> **AUFGABENSTELLUNG**
Kannst du sämtliche Einträge unten Zeile für Zeile unverändert wiederholen?

Räumliche Annotationseinträge:
-----

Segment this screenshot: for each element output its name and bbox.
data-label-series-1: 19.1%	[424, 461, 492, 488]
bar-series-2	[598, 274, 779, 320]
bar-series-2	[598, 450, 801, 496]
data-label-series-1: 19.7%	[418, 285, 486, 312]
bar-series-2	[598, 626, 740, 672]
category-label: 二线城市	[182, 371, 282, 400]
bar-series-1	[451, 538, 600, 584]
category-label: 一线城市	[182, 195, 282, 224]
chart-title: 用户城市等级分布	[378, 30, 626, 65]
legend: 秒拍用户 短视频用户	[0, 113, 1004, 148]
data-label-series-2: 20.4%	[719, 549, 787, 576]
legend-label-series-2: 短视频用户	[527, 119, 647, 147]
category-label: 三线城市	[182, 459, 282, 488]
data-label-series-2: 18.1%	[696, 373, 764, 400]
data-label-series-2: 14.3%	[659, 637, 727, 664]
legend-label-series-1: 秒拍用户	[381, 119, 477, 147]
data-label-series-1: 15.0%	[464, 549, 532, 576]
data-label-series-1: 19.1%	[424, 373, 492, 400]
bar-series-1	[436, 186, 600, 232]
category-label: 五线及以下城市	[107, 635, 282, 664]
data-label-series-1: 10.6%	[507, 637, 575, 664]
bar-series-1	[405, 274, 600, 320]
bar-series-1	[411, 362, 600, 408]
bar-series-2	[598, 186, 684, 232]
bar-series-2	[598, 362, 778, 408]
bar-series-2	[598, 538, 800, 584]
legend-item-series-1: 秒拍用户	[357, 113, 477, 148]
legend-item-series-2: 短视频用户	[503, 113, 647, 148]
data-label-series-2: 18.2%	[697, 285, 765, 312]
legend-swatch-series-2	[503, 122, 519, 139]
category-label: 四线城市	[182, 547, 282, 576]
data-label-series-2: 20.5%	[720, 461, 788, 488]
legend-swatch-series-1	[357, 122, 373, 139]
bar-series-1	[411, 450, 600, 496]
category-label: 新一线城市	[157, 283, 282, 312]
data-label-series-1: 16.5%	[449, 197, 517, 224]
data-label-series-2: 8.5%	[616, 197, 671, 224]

-----

> **FERTIGE LÖSUNG**
Segment this screenshot: for each element output its name and bbox.
data-label-series-1: 19.1%	[424, 461, 492, 488]
bar-series-2	[598, 274, 779, 320]
bar-series-2	[598, 450, 801, 496]
data-label-series-1: 19.7%	[418, 285, 486, 312]
bar-series-2	[598, 626, 740, 672]
category-label: 二线城市	[182, 371, 282, 400]
bar-series-1	[451, 538, 600, 584]
category-label: 一线城市	[182, 195, 282, 224]
chart-title: 用户城市等级分布	[378, 30, 626, 65]
legend: 秒拍用户 短视频用户	[0, 113, 1004, 148]
data-label-series-2: 20.4%	[719, 549, 787, 576]
legend-label-series-2: 短视频用户	[527, 119, 647, 147]
category-label: 三线城市	[182, 459, 282, 488]
data-label-series-2: 18.1%	[696, 373, 764, 400]
data-label-series-2: 14.3%	[659, 637, 727, 664]
legend-label-series-1: 秒拍用户	[381, 119, 477, 147]
data-label-series-1: 15.0%	[464, 549, 532, 576]
data-label-series-1: 19.1%	[424, 373, 492, 400]
bar-series-1	[436, 186, 600, 232]
category-label: 五线及以下城市	[107, 635, 282, 664]
data-label-series-1: 10.6%	[507, 637, 575, 664]
bar-series-1	[405, 274, 600, 320]
bar-series-1	[411, 362, 600, 408]
bar-series-2	[598, 186, 684, 232]
bar-series-2	[598, 362, 778, 408]
bar-series-2	[598, 538, 800, 584]
legend-item-series-1: 秒拍用户	[357, 113, 477, 148]
legend-item-series-2: 短视频用户	[503, 113, 647, 148]
data-label-series-2: 18.2%	[697, 285, 765, 312]
legend-swatch-series-2	[503, 122, 519, 139]
category-label: 四线城市	[182, 547, 282, 576]
data-label-series-2: 20.5%	[720, 461, 788, 488]
legend-swatch-series-1	[357, 122, 373, 139]
bar-series-1	[411, 450, 600, 496]
category-label: 新一线城市	[157, 283, 282, 312]
data-label-series-1: 16.5%	[449, 197, 517, 224]
data-label-series-2: 8.5%	[616, 197, 671, 224]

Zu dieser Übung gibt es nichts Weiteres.